━━━ Material provided

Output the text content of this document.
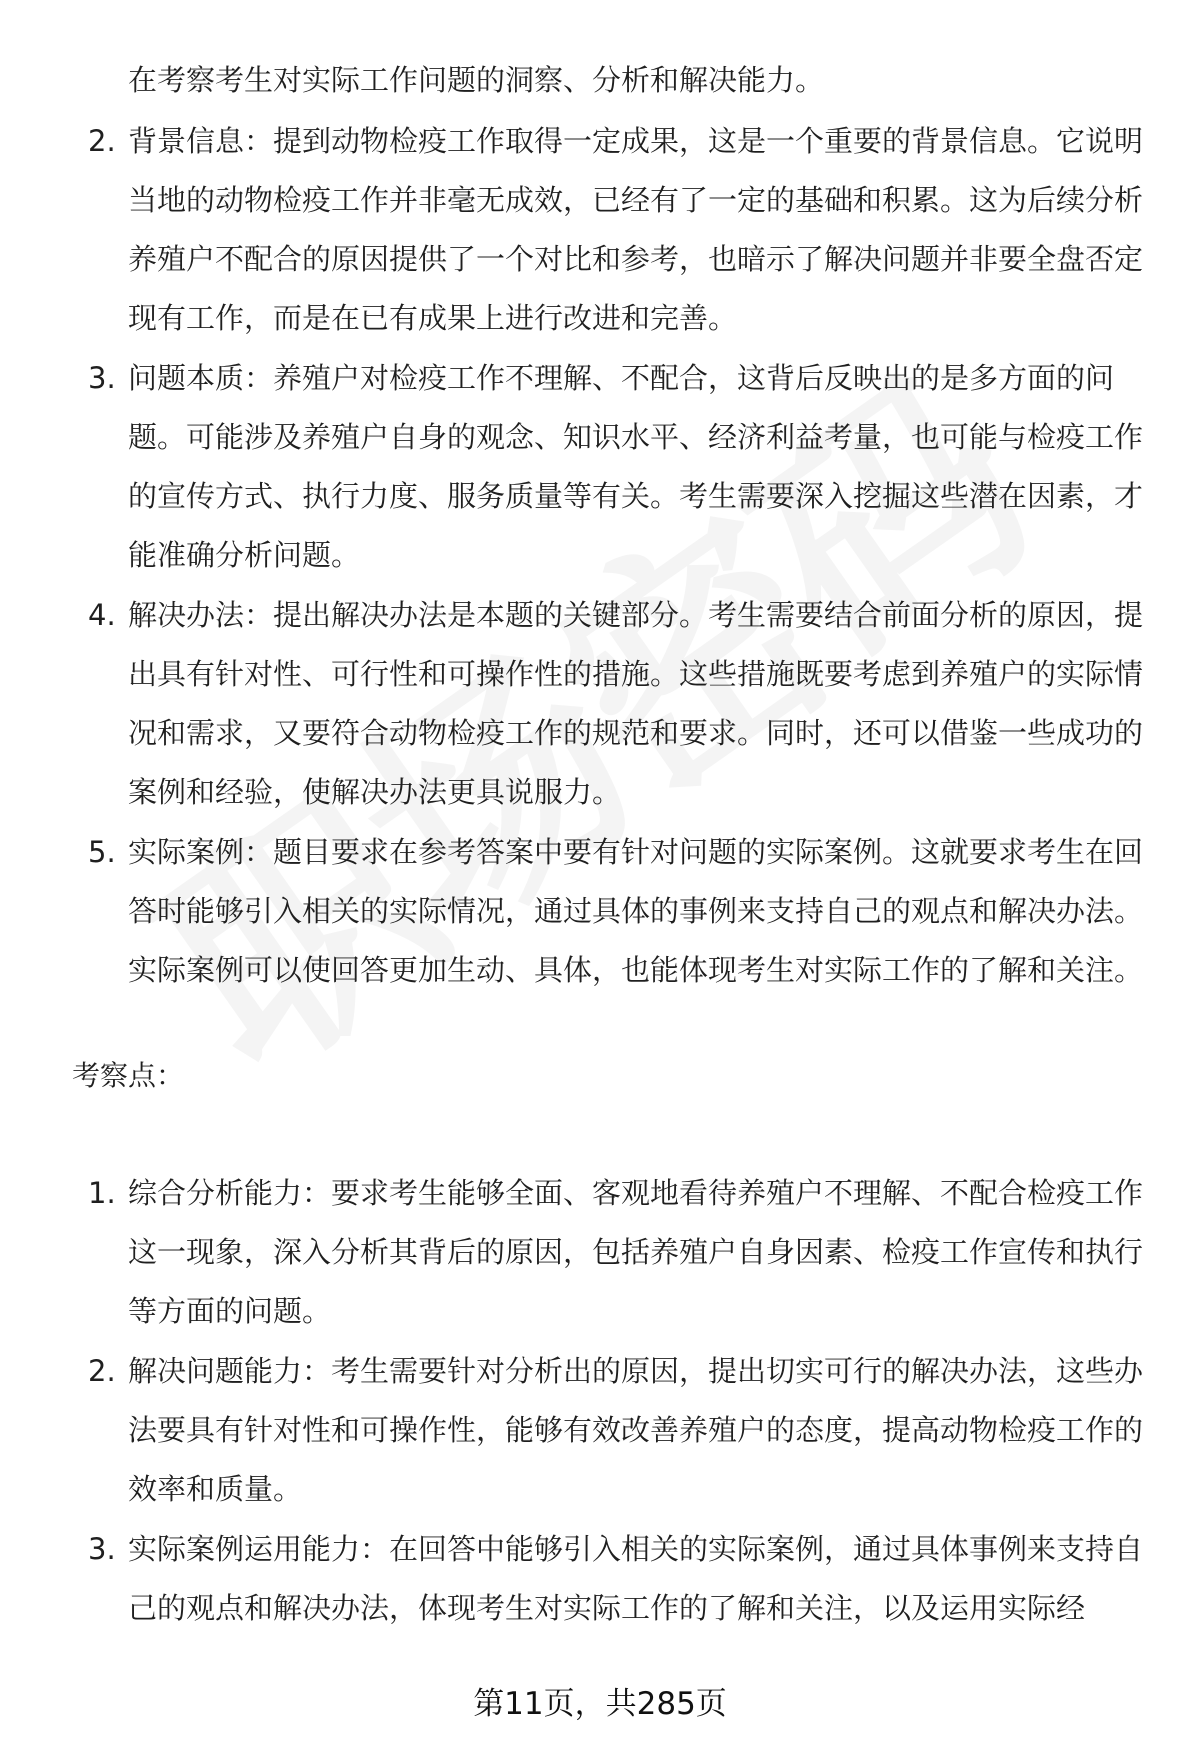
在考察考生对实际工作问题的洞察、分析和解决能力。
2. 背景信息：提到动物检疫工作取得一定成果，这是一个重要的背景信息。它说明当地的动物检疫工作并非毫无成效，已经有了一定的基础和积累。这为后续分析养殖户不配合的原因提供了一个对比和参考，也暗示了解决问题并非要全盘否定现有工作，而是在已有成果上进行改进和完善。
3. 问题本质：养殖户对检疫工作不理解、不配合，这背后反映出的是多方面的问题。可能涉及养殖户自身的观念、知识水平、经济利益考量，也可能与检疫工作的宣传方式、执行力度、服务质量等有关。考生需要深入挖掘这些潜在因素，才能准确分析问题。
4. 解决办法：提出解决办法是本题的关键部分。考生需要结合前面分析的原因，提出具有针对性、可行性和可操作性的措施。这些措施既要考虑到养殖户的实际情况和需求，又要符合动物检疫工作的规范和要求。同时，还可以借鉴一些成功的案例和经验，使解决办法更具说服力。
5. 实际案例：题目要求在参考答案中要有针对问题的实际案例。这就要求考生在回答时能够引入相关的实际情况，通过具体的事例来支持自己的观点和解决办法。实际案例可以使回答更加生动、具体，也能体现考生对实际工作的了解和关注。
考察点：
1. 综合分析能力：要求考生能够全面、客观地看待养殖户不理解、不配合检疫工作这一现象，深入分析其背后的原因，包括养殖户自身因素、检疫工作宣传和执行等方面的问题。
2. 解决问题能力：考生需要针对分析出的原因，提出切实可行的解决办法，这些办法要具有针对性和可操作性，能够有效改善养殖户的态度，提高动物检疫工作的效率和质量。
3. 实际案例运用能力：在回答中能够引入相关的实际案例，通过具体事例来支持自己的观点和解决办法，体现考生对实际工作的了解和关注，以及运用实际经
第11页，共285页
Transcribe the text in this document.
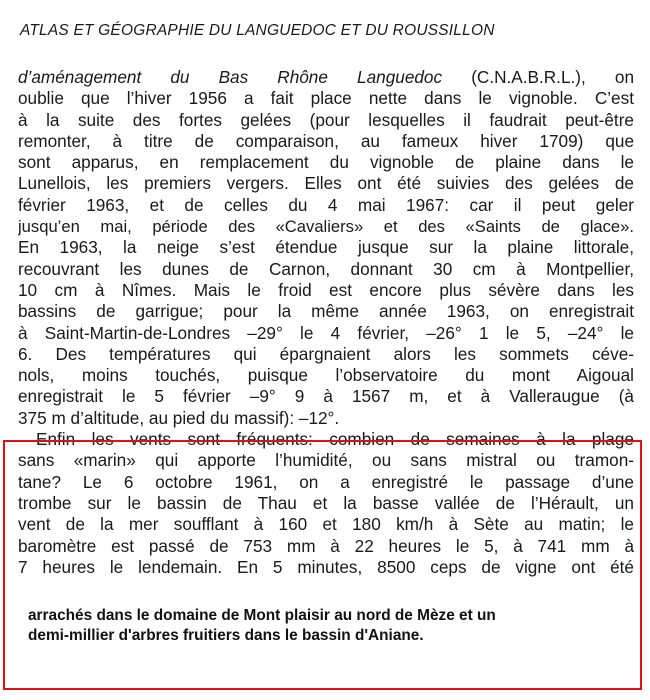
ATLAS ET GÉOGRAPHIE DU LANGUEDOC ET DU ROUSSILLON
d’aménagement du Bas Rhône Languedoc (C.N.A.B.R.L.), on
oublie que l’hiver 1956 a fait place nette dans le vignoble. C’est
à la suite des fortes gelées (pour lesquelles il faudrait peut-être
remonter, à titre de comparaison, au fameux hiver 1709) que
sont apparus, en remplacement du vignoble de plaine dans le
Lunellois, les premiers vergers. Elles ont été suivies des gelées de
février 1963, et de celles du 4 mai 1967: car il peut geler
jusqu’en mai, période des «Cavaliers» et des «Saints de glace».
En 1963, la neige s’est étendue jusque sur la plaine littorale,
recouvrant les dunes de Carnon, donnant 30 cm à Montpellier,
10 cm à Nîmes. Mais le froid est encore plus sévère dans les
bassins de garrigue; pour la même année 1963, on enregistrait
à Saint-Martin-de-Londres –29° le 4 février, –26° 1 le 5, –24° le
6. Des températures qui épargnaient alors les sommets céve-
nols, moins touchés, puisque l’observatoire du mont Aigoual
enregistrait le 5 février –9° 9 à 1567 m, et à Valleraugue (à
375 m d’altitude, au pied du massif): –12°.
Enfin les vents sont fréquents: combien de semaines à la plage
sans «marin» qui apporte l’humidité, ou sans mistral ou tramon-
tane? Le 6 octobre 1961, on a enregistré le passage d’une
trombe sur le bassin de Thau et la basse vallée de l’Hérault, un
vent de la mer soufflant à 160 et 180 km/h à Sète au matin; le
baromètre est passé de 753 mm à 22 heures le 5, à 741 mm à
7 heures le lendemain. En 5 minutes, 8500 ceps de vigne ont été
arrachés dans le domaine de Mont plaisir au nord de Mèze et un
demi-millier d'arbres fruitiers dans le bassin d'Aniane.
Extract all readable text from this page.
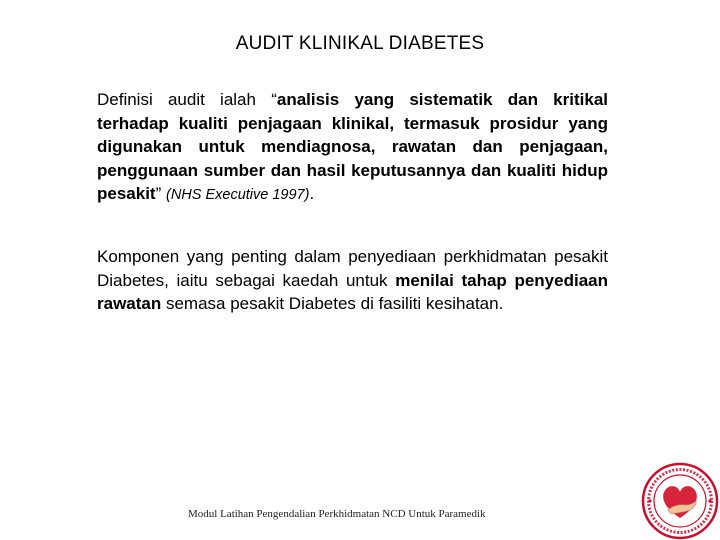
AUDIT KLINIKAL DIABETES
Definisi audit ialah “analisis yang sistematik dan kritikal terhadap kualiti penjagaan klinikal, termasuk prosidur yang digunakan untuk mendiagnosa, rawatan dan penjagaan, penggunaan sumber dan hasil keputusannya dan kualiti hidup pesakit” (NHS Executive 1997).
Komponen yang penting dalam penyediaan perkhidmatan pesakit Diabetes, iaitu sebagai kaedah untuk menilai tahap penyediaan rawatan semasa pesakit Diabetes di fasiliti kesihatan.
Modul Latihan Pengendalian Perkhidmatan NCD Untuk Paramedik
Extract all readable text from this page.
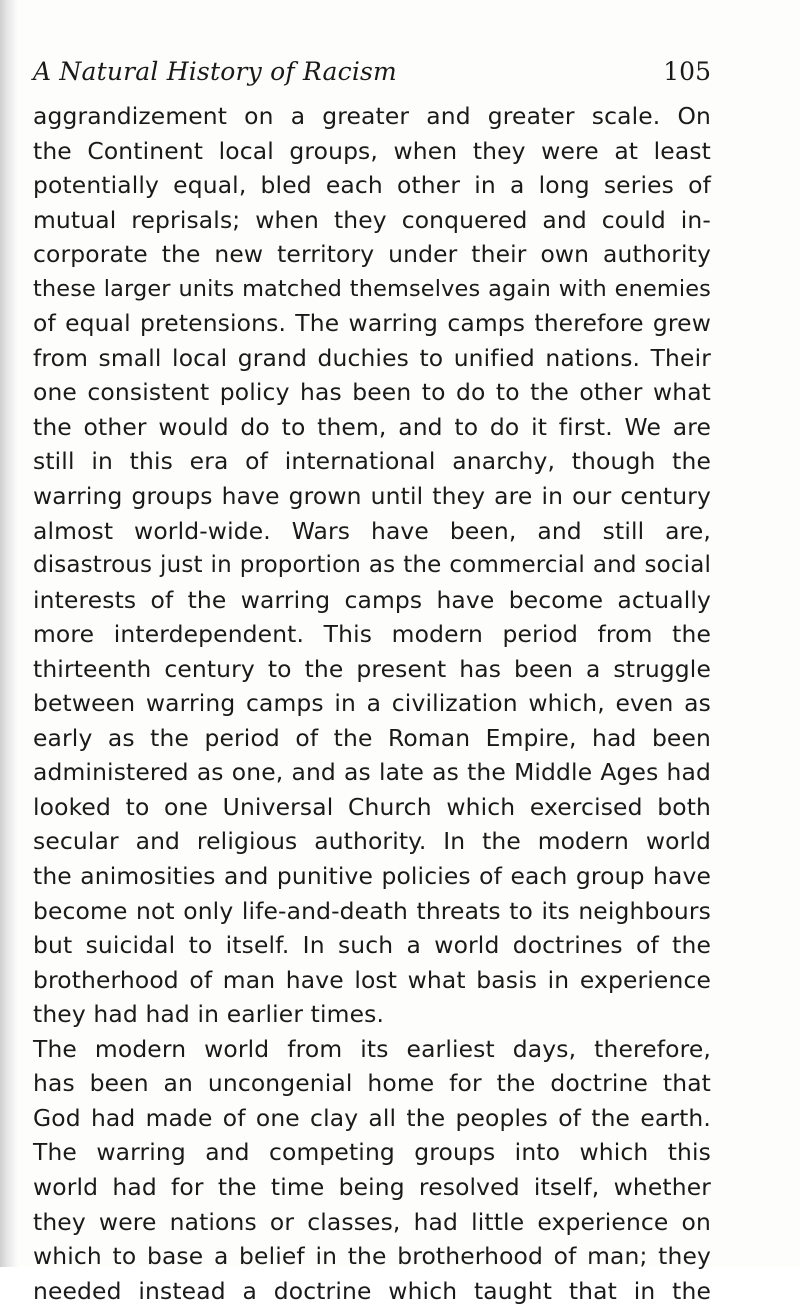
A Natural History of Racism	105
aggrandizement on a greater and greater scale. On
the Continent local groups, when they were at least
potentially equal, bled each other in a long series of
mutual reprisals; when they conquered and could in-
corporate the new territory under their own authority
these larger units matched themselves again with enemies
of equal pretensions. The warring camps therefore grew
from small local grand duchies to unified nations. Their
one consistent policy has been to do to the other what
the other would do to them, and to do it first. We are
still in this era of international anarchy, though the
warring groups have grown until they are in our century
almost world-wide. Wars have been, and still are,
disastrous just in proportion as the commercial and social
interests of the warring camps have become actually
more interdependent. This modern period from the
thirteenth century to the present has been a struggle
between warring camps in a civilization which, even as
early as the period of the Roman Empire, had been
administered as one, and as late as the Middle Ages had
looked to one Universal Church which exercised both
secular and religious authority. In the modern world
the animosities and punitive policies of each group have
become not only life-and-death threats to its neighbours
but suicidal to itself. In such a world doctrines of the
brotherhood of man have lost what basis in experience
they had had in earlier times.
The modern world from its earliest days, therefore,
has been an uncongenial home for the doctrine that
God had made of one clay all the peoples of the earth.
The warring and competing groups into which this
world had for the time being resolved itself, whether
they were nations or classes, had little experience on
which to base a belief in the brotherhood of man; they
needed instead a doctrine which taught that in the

━━━━━━

Problem details: Make an exact copy of all the material, but keep the pictures out of it.

Full output:
Output the text content of this document.
在考察考生对实际工作问题的洞察、分析和解决能力。
2. 背景信息：提到动物检疫工作取得一定成果，这是一个重要的背景信息。它说明当地的动物检疫工作并非毫无成效，已经有了一定的基础和积累。这为后续分析养殖户不配合的原因提供了一个对比和参考，也暗示了解决问题并非要全盘否定现有工作，而是在已有成果上进行改进和完善。
3. 问题本质：养殖户对检疫工作不理解、不配合，这背后反映出的是多方面的问题。可能涉及养殖户自身的观念、知识水平、经济利益考量，也可能与检疫工作的宣传方式、执行力度、服务质量等有关。考生需要深入挖掘这些潜在因素，才能准确分析问题。
4. 解决办法：提出解决办法是本题的关键部分。考生需要结合前面分析的原因，提出具有针对性、可行性和可操作性的措施。这些措施既要考虑到养殖户的实际情况和需求，又要符合动物检疫工作的规范和要求。同时，还可以借鉴一些成功的案例和经验，使解决办法更具说服力。
5. 实际案例：题目要求在参考答案中要有针对问题的实际案例。这就要求考生在回答时能够引入相关的实际情况，通过具体的事例来支持自己的观点和解决办法。实际案例可以使回答更加生动、具体，也能体现考生对实际工作的了解和关注。
考察点：
1. 综合分析能力：要求考生能够全面、客观地看待养殖户不理解、不配合检疫工作这一现象，深入分析其背后的原因，包括养殖户自身因素、检疫工作宣传和执行等方面的问题。
2. 解决问题能力：考生需要针对分析出的原因，提出切实可行的解决办法，这些办法要具有针对性和可操作性，能够有效改善养殖户的态度，提高动物检疫工作的效率和质量。
3. 实际案例运用能力：在回答中能够引入相关的实际案例，通过具体事例来支持自己的观点和解决办法，体现考生对实际工作的了解和关注，以及运用实际经
第11页，共285页
Transcribe the text in this document.
ATLAS ET GÉOGRAPHIE DU LANGUEDOC ET DU ROUSSILLON
d’aménagement du Bas Rhône Languedoc (C.N.A.B.R.L.), on
oublie que l’hiver 1956 a fait place nette dans le vignoble. C’est
à la suite des fortes gelées (pour lesquelles il faudrait peut-être
remonter, à titre de comparaison, au fameux hiver 1709) que
sont apparus, en remplacement du vignoble de plaine dans le
Lunellois, les premiers vergers. Elles ont été suivies des gelées de
février 1963, et de celles du 4 mai 1967: car il peut geler
jusqu’en mai, période des «Cavaliers» et des «Saints de glace».
En 1963, la neige s’est étendue jusque sur la plaine littorale,
recouvrant les dunes de Carnon, donnant 30 cm à Montpellier,
10 cm à Nîmes. Mais le froid est encore plus sévère dans les
bassins de garrigue; pour la même année 1963, on enregistrait
à Saint-Martin-de-Londres –29° le 4 février, –26° 1 le 5, –24° le
6. Des températures qui épargnaient alors les sommets céve-
nols, moins touchés, puisque l’observatoire du mont Aigoual
enregistrait le 5 février –9° 9 à 1567 m, et à Valleraugue (à
375 m d’altitude, au pied du massif): –12°.
Enfin les vents sont fréquents: combien de semaines à la plage
sans «marin» qui apporte l’humidité, ou sans mistral ou tramon-
tane? Le 6 octobre 1961, on a enregistré le passage d’une
trombe sur le bassin de Thau et la basse vallée de l’Hérault, un
vent de la mer soufflant à 160 et 180 km/h à Sète au matin; le
baromètre est passé de 753 mm à 22 heures le 5, à 741 mm à
7 heures le lendemain. En 5 minutes, 8500 ceps de vigne ont été
arrachés dans le domaine de Mont plaisir au nord de Mèze et un
demi-millier d'arbres fruitiers dans le bassin d'Aniane.
Extract all readable text from this page.
AUDIT KLINIKAL DIABETES
Definisi audit ialah “analisis yang sistematik dan kritikal terhadap kualiti penjagaan klinikal, termasuk prosidur yang digunakan untuk mendiagnosa, rawatan dan penjagaan, penggunaan sumber dan hasil keputusannya dan kualiti hidup pesakit” (NHS Executive 1997).
Komponen yang penting dalam penyediaan perkhidmatan pesakit Diabetes, iaitu sebagai kaedah untuk menilai tahap penyediaan rawatan semasa pesakit Diabetes di fasiliti kesihatan.
Modul Latihan Pengendalian Perkhidmatan NCD Untuk Paramedik
Extract all readable text from this page.
A Natural History of Racism	105
aggrandizement on a greater and greater scale. On
the Continent local groups, when they were at least
potentially equal, bled each other in a long series of
mutual reprisals; when they conquered and could in-
corporate the new territory under their own authority
these larger units matched themselves again with enemies
of equal pretensions. The warring camps therefore grew
from small local grand duchies to unified nations. Their
one consistent policy has been to do to the other what
the other would do to them, and to do it first. We are
still in this era of international anarchy, though the
warring groups have grown until they are in our century
almost world-wide. Wars have been, and still are,
disastrous just in proportion as the commercial and social
interests of the warring camps have become actually
more interdependent. This modern period from the
thirteenth century to the present has been a struggle
between warring camps in a civilization which, even as
early as the period of the Roman Empire, had been
administered as one, and as late as the Middle Ages had
looked to one Universal Church which exercised both
secular and religious authority. In the modern world
the animosities and punitive policies of each group have
become not only life-and-death threats to its neighbours
but suicidal to itself. In such a world doctrines of the
brotherhood of man have lost what basis in experience
they had had in earlier times.
The modern world from its earliest days, therefore,
has been an uncongenial home for the doctrine that
God had made of one clay all the peoples of the earth.
The warring and competing groups into which this
world had for the time being resolved itself, whether
they were nations or classes, had little experience on
which to base a belief in the brotherhood of man; they
needed instead a doctrine which taught that in the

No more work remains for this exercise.